▼

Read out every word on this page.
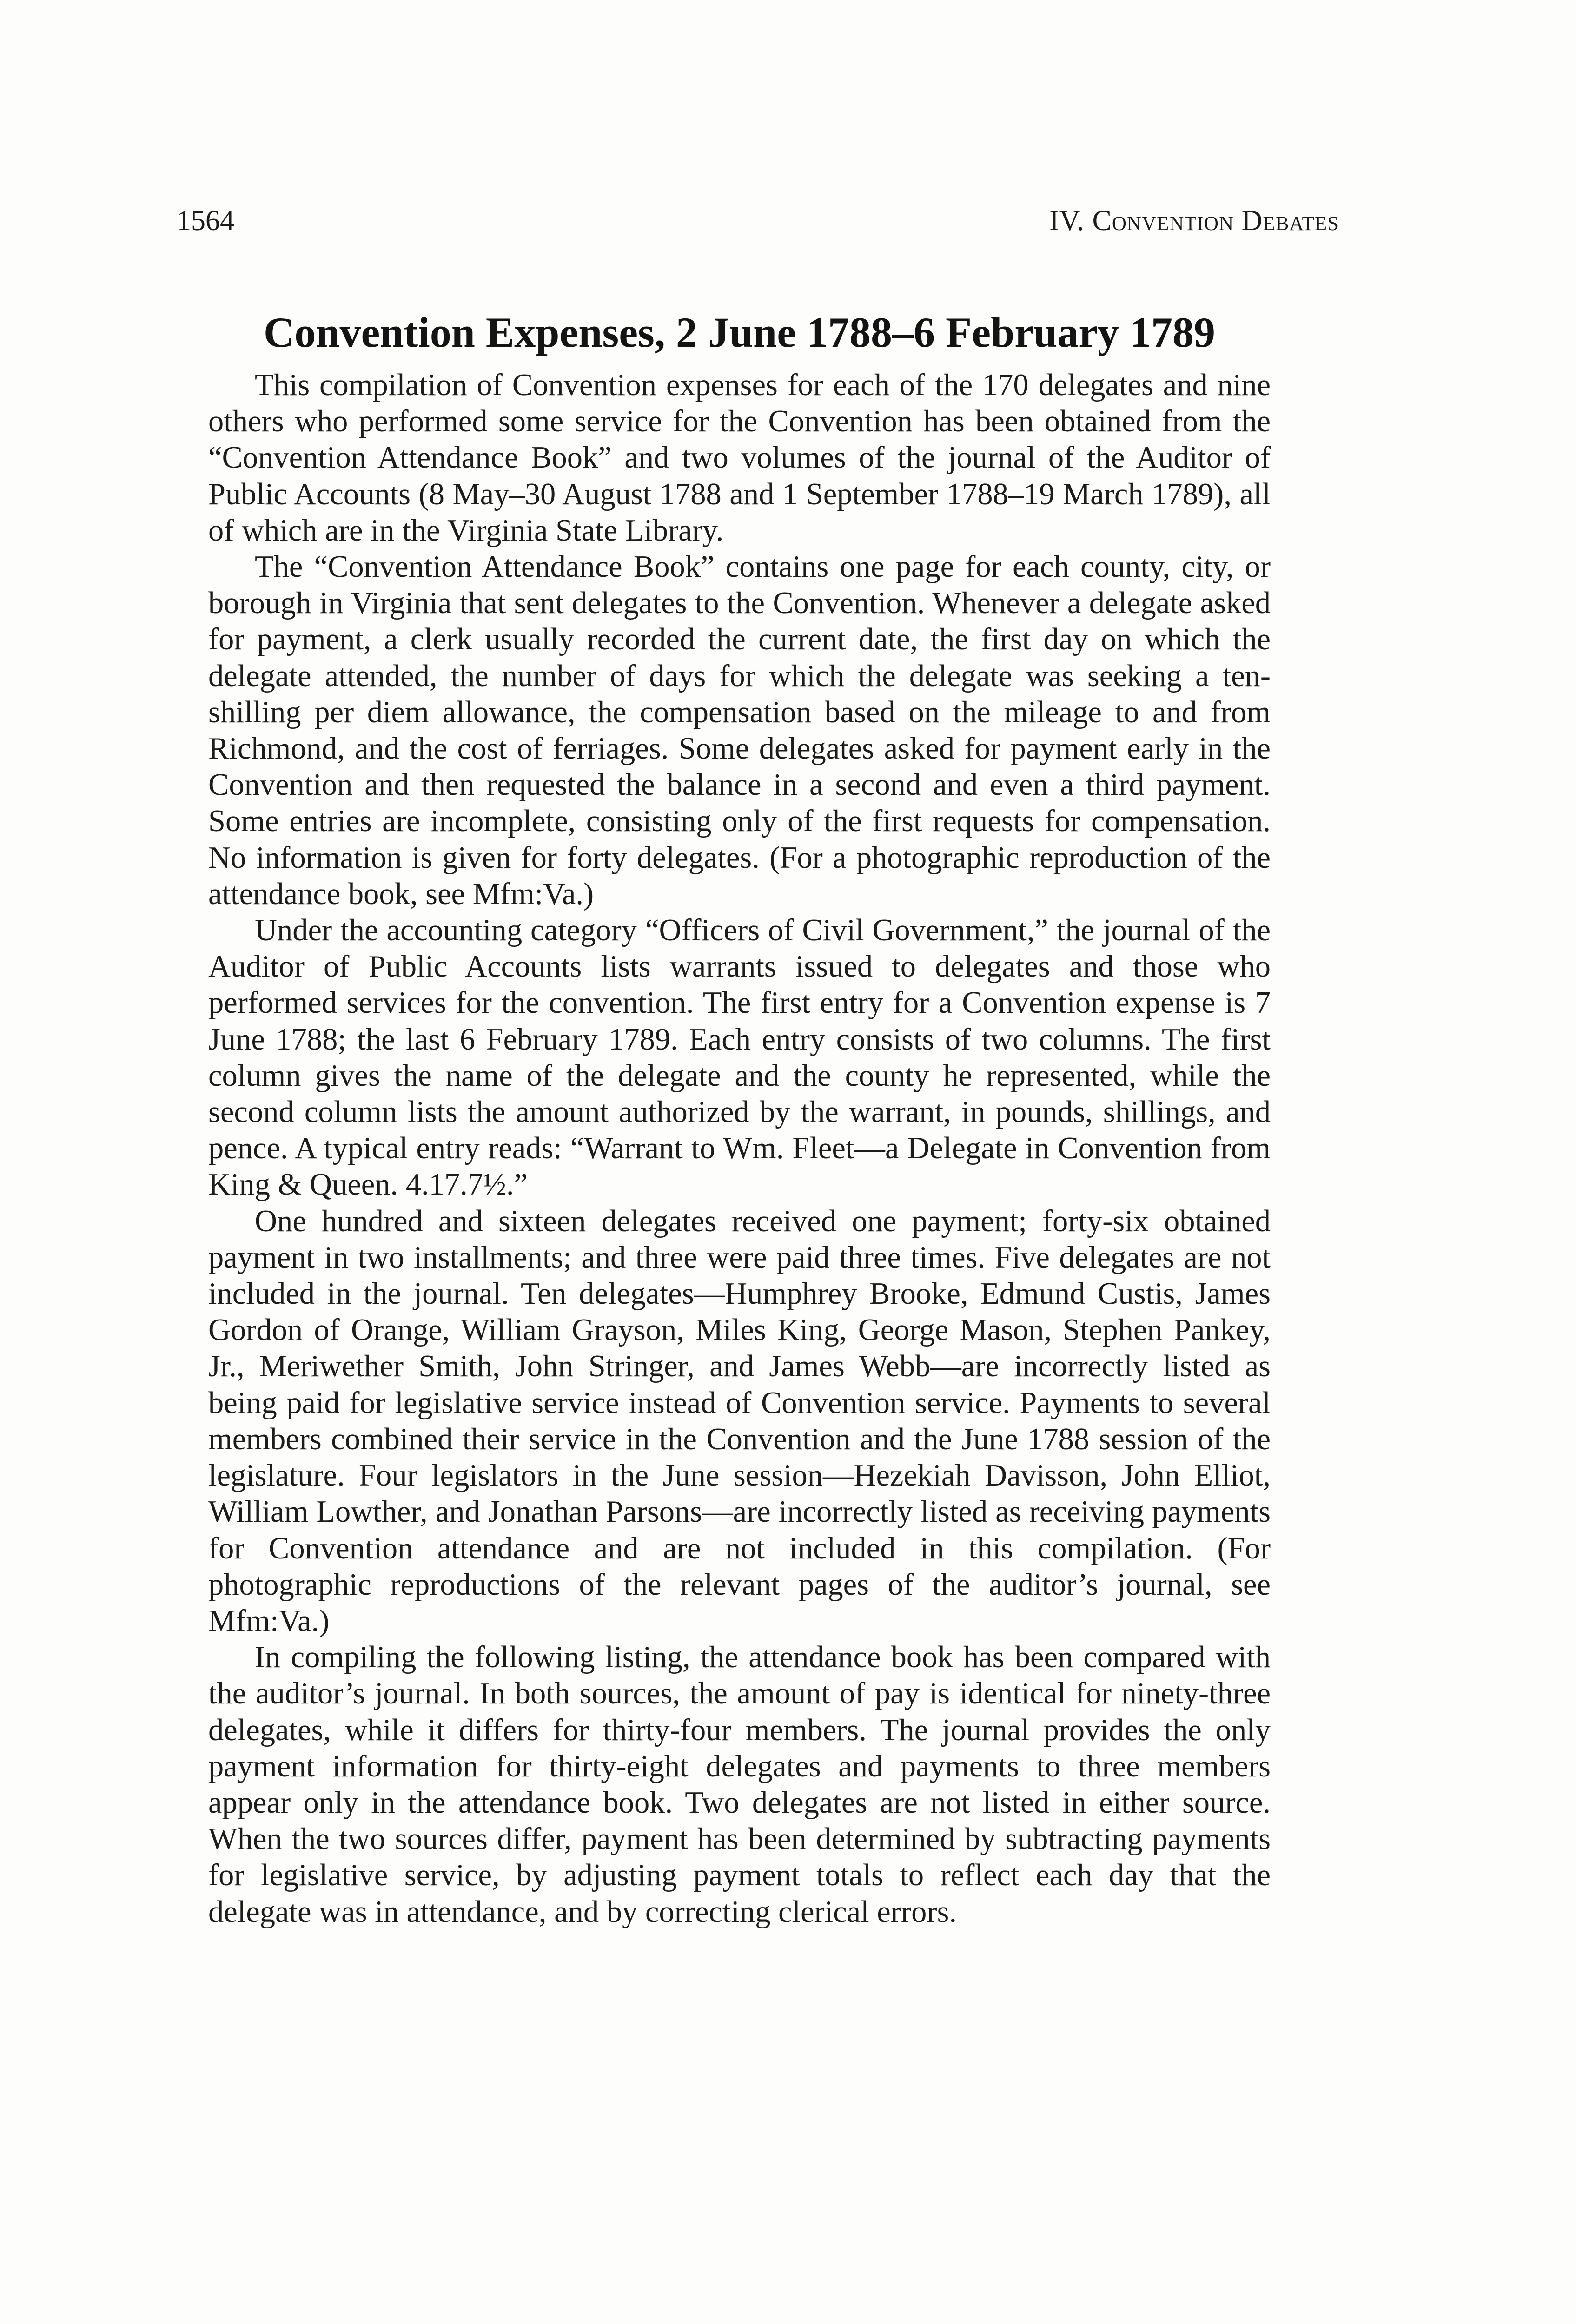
1564	IV. Convention Debates
Convention Expenses, 2 June 1788–6 February 1789

This compilation of Convention expenses for each of the 170 delegates and nine others who performed some service for the Convention has been obtained from the “Convention Attendance Book” and two volumes of the journal of the Auditor of Public Accounts (8 May–30 August 1788 and 1 September 1788–19 March 1789), all of which are in the Virginia State Library.

The “Convention Attendance Book” contains one page for each county, city, or borough in Virginia that sent delegates to the Convention. Whenever a delegate asked for payment, a clerk usually recorded the current date, the first day on which the delegate attended, the number of days for which the delegate was seeking a ten-shilling per diem allowance, the compensation based on the mileage to and from Richmond, and the cost of ferriages. Some delegates asked for payment early in the Convention and then requested the balance in a second and even a third payment. Some entries are incomplete, consisting only of the first requests for compensation. No information is given for forty delegates. (For a photographic reproduction of the attendance book, see Mfm:Va.)

Under the accounting category “Officers of Civil Government,” the journal of the Auditor of Public Accounts lists warrants issued to delegates and those who performed services for the convention. The first entry for a Convention expense is 7 June 1788; the last 6 February 1789. Each entry consists of two columns. The first column gives the name of the delegate and the county he represented, while the second column lists the amount authorized by the warrant, in pounds, shillings, and pence. A typical entry reads: “Warrant to Wm. Fleet—a Delegate in Convention from King & Queen. 4.17.7½.”

One hundred and sixteen delegates received one payment; forty-six obtained payment in two installments; and three were paid three times. Five delegates are not included in the journal. Ten delegates—Humphrey Brooke, Edmund Custis, James Gordon of Orange, William Grayson, Miles King, George Mason, Stephen Pankey, Jr., Meriwether Smith, John Stringer, and James Webb—are incorrectly listed as being paid for legislative service instead of Convention service. Payments to several members combined their service in the Convention and the June 1788 session of the legislature. Four legislators in the June session—Hezekiah Davisson, John Elliot, William Lowther, and Jonathan Parsons—are incorrectly listed as receiving payments for Convention attendance and are not included in this compilation. (For photographic reproductions of the relevant pages of the auditor’s journal, see Mfm:Va.)

In compiling the following listing, the attendance book has been compared with the auditor’s journal. In both sources, the amount of pay is identical for ninety-three delegates, while it differs for thirty-four members. The journal provides the only payment information for thirty-eight delegates and payments to three members appear only in the attendance book. Two delegates are not listed in either source. When the two sources differ, payment has been determined by subtracting payments for legislative service, by adjusting payment totals to reflect each day that the delegate was in attendance, and by correcting clerical errors.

▲

§ Set exercise
Pictures excluded, quote all the data above exactly.

§ Response to this task
Read out every word on this page.
1564	IV. Convention Debates
Convention Expenses, 2 June 1788–6 February 1789

This compilation of Convention expenses for each of the 170 delegates and nine others who performed some service for the Convention has been obtained from the “Convention Attendance Book” and two volumes of the journal of the Auditor of Public Accounts (8 May–30 August 1788 and 1 September 1788–19 March 1789), all of which are in the Virginia State Library.

The “Convention Attendance Book” contains one page for each county, city, or borough in Virginia that sent delegates to the Convention. Whenever a delegate asked for payment, a clerk usually recorded the current date, the first day on which the delegate attended, the number of days for which the delegate was seeking a ten-shilling per diem allowance, the compensation based on the mileage to and from Richmond, and the cost of ferriages. Some delegates asked for payment early in the Convention and then requested the balance in a second and even a third payment. Some entries are incomplete, consisting only of the first requests for compensation. No information is given for forty delegates. (For a photographic reproduction of the attendance book, see Mfm:Va.)

Under the accounting category “Officers of Civil Government,” the journal of the Auditor of Public Accounts lists warrants issued to delegates and those who performed services for the convention. The first entry for a Convention expense is 7 June 1788; the last 6 February 1789. Each entry consists of two columns. The first column gives the name of the delegate and the county he represented, while the second column lists the amount authorized by the warrant, in pounds, shillings, and pence. A typical entry reads: “Warrant to Wm. Fleet—a Delegate in Convention from King & Queen. 4.17.7½.”

One hundred and sixteen delegates received one payment; forty-six obtained payment in two installments; and three were paid three times. Five delegates are not included in the journal. Ten delegates—Humphrey Brooke, Edmund Custis, James Gordon of Orange, William Grayson, Miles King, George Mason, Stephen Pankey, Jr., Meriwether Smith, John Stringer, and James Webb—are incorrectly listed as being paid for legislative service instead of Convention service. Payments to several members combined their service in the Convention and the June 1788 session of the legislature. Four legislators in the June session—Hezekiah Davisson, John Elliot, William Lowther, and Jonathan Parsons—are incorrectly listed as receiving payments for Convention attendance and are not included in this compilation. (For photographic reproductions of the relevant pages of the auditor’s journal, see Mfm:Va.)

In compiling the following listing, the attendance book has been compared with the auditor’s journal. In both sources, the amount of pay is identical for ninety-three delegates, while it differs for thirty-four members. The journal provides the only payment information for thirty-eight delegates and payments to three members appear only in the attendance book. Two delegates are not listed in either source. When the two sources differ, payment has been determined by subtracting payments for legislative service, by adjusting payment totals to reflect each day that the delegate was in attendance, and by correcting clerical errors.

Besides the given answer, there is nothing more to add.